▶ [EXERCISE TASK]: Find the lines that hold the word "ALCOHOL" and return them.

▶ [EXTRACTED RECORDS]:
§ §

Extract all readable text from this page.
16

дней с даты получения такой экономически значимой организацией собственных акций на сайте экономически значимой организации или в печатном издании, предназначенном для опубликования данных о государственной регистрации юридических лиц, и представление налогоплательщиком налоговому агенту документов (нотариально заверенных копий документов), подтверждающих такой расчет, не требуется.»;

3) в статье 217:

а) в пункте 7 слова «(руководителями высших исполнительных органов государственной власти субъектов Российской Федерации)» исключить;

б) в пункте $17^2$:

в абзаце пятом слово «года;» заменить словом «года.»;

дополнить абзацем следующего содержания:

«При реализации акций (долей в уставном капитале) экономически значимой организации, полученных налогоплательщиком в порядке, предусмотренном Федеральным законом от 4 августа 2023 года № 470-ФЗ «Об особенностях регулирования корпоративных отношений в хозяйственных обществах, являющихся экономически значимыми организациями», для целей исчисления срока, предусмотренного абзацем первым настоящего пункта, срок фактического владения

§ §

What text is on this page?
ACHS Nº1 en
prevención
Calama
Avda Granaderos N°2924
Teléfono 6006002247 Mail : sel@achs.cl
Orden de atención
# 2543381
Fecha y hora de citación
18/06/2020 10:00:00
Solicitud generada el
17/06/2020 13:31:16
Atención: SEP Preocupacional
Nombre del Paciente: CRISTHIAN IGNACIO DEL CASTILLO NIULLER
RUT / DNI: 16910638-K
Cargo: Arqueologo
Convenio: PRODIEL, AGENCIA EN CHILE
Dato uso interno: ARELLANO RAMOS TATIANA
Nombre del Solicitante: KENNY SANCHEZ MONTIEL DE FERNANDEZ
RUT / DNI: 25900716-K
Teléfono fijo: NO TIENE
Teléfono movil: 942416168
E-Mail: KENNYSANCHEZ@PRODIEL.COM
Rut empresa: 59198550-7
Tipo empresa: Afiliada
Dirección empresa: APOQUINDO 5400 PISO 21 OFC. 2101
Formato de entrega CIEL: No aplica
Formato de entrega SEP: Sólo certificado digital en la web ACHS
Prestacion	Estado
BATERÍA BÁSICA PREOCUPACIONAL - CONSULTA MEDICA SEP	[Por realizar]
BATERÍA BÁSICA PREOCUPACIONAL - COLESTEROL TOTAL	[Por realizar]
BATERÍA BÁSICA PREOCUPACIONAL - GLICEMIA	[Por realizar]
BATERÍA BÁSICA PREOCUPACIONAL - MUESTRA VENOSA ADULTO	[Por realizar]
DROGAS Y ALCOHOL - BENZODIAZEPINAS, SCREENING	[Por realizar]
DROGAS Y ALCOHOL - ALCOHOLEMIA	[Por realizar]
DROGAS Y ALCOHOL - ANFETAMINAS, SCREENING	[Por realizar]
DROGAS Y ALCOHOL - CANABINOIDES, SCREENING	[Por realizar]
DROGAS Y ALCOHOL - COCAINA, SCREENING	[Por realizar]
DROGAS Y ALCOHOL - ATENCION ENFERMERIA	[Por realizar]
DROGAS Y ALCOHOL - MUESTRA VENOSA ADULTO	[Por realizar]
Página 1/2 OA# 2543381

§ §

▶ [RESULT]:
DROGAS Y ALCOHOL - BENZODIAZEPINAS, SCREENING	[Por realizar]
DROGAS Y ALCOHOL - ALCOHOLEMIA	[Por realizar]
DROGAS Y ALCOHOL - ANFETAMINAS, SCREENING	[Por realizar]
DROGAS Y ALCOHOL - CANABINOIDES, SCREENING	[Por realizar]
DROGAS Y ALCOHOL - COCAINA, SCREENING	[Por realizar]
DROGAS Y ALCOHOL - ATENCION ENFERMERIA	[Por realizar]
DROGAS Y ALCOHOL - MUESTRA VENOSA ADULTO	[Por realizar]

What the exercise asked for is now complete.